> _What to do_: Tell how many lines have the string "Pyramids" in them, and write nothing besides the number.

> _Dataset records_:
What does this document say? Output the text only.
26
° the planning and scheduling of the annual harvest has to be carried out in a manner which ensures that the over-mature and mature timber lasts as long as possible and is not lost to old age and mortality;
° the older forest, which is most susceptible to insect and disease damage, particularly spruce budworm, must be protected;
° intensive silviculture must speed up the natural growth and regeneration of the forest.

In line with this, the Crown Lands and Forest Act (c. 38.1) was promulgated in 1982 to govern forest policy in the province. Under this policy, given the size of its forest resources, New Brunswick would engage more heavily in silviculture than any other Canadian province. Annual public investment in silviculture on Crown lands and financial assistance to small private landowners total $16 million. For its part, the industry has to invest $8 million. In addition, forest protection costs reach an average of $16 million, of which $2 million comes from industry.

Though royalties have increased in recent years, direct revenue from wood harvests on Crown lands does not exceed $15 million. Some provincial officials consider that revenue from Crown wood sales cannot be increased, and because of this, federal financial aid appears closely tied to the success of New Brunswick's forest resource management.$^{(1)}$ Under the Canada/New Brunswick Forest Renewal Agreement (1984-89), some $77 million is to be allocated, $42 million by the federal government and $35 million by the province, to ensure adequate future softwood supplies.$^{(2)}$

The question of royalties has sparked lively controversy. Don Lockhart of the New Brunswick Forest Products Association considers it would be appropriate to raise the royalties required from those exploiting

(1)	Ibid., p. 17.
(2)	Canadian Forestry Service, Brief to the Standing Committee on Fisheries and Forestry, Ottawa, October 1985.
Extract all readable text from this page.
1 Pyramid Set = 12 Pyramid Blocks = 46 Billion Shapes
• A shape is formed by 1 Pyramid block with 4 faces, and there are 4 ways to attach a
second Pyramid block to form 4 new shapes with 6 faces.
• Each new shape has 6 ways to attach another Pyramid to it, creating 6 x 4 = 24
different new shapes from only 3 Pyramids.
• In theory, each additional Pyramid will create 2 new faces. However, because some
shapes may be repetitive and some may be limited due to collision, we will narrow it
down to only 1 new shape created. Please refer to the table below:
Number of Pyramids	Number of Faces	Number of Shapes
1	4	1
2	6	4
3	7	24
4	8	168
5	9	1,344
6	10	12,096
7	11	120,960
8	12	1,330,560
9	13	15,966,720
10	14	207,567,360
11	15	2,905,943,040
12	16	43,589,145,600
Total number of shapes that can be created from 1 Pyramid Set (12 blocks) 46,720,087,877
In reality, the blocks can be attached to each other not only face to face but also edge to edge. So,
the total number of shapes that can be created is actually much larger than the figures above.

> _Full output_: 2